THE FOUNDER

Danny Chu, CEO @ Journey

Danny Chu is the CEO of Journey, a GTM product that consolidates stories into links that buyers will actually engage with.

THE COMPANY

Website

Description

One link, all your content, personalized for the person reading it

Sector

GTM Tooling

Stage

Seed

HQ

Allen, TX

THE INTERVIEW

The importance of story packaging, lessons from a PLG funnel, and why you should build for a smaller audience at first with Danny Chu (CEO @ Journey)

We live in an artificial era.

  • Fake content (AI slop, deep fakes, and Sora 2)

  • Fake knowledge (more AI slop)

  • Fake ARR numbers (booked vs. contracted vs. real)

  • Fake accolades

And an endless stream of other things that have become easier to fake.

You know what is still hard to fake? Customer testimonials.

That’s part of the reason why I love Journey and what Danny is building. You can look through what customers say, and you’ll quickly see how they feel about the product.

Here’s a masterclass from him on what he’s building, what he’s learned along the way, and how he is applying lessons from previous companies to execute …

Maybe to set the stage, can you give the quick 2–3 elevator pitch both on yourself and on Journey?

My name's Danny, CEO of Journey.io.

My background has been mainly in early stage software or SaaS sales In 2015, I started a small bootstrapped company called Note Ninja. Basically, it was, a competitor to Fathom, Gong, Chorus, all these guys that are out there. I built it for about two years, and sold it to Salesloft in 2017.

After that, about four and a half years ago, I started a company called XO Capital with two other co-founders. In a span about four and a half years, we bootstrapped to a small portfolio of 12 micro-saas companies, three of which were former YC companies. One of those Journey.

I consider Journey a horizontal tool at the moment, but what I believe it does really well is, it communicates your story conveniently and effectively to the people that you want your story told to.

■ Source material
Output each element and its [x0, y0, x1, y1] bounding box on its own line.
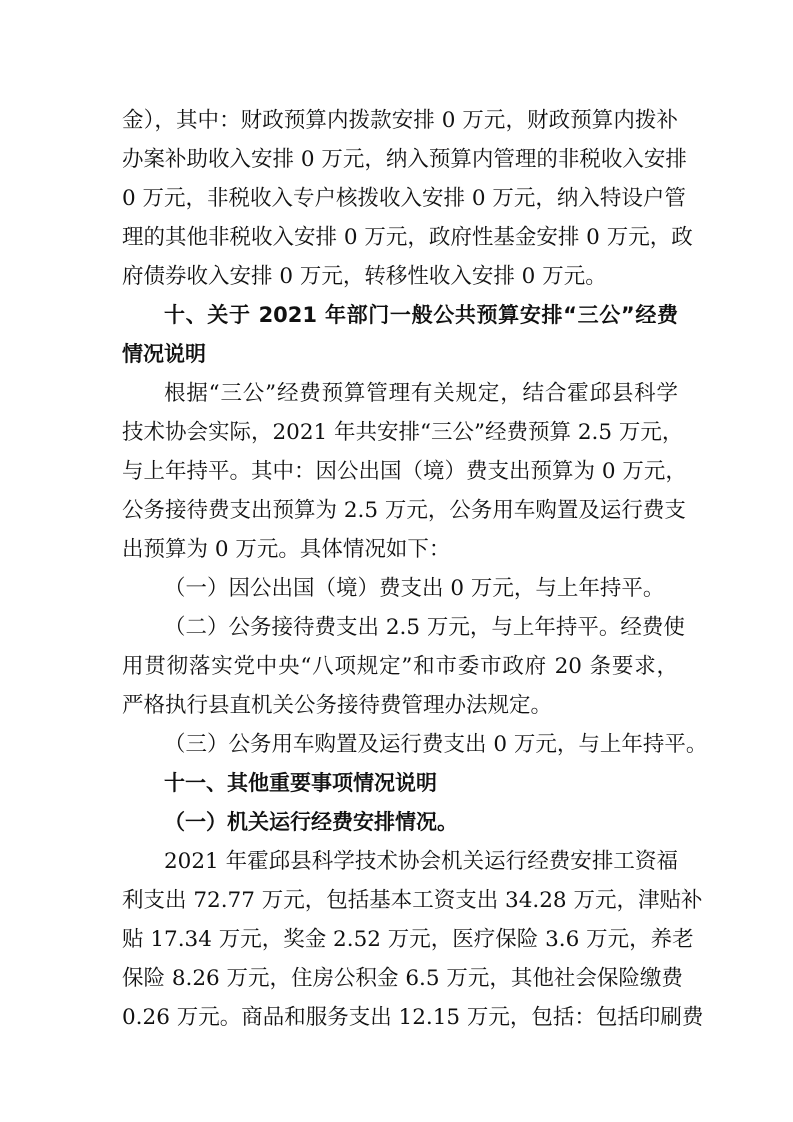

■ Exercise prompt
In the founder profile of Danny Chu, which company bought Note Ninja, and in what year?

■ Task result
Salesloft bought Note Ninja in 2017.